(WHAT IS EXPECTED) Below are entries. Pull out all lines containing "Total".

Items listed in a dataset
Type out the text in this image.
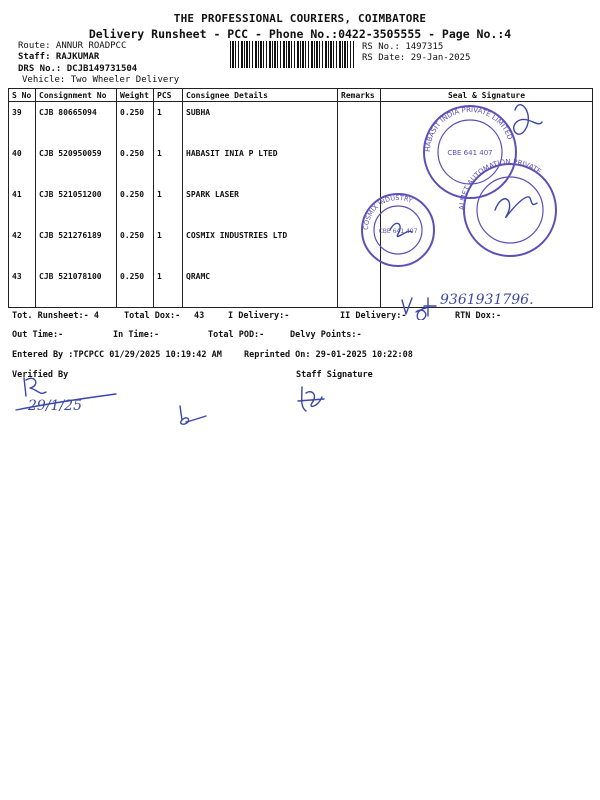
THE PROFESSIONAL COURIERS, COIMBATORE
Delivery Runsheet - PCC - Phone No.:0422-3505555 - Page No.:4
Route: ANNUR ROADPCC
Staff: RAJKUMAR
DRS No.: DCJB149731504
Vehicle: Two Wheeler Delivery
RS No.: 1497315
RS Date: 29-Jan-2025
S No	Consignment No	Weight	PCS	Consignee Details	Remarks	Seal & Signature
39	CJB 80665094	0.250	1	SUBHA		
40	CJB 520950059	0.250	1	HABASIT INIA P LTED		
41	CJB 521051200	0.250	1	SPARK LASER		
42	CJB 521276189	0.250	1	COSMIX INDUSTRIES LTD		
43	CJB 521078100	0.250	1	QRAMC		
HABASIT INDIA PRIVATE LIMITED
CBE 641 407
ALMET AUTOMATION PRIVATE
COSMIX INDUSTRY
CBE 641 407
Tot. Runsheet:- 4	Total Dox:- 43	I Delivery:-	II Delivery:-	RTN Dox:-
9361931796.
Out Time:-	In Time:-	Total POD:-	Delvy Points:-
Entered By :TPCPCC 01/29/2025 10:19:42 AM	Reprinted On: 29-01-2025 10:22:08
Verified By	Staff Signature
29/1/25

(RESPONSE BELOW)
Tot. Runsheet:- 4	Total Dox:- 43	I Delivery:-	II Delivery:-	RTN Dox:-
Out Time:-	In Time:-	Total POD:-	Delvy Points:-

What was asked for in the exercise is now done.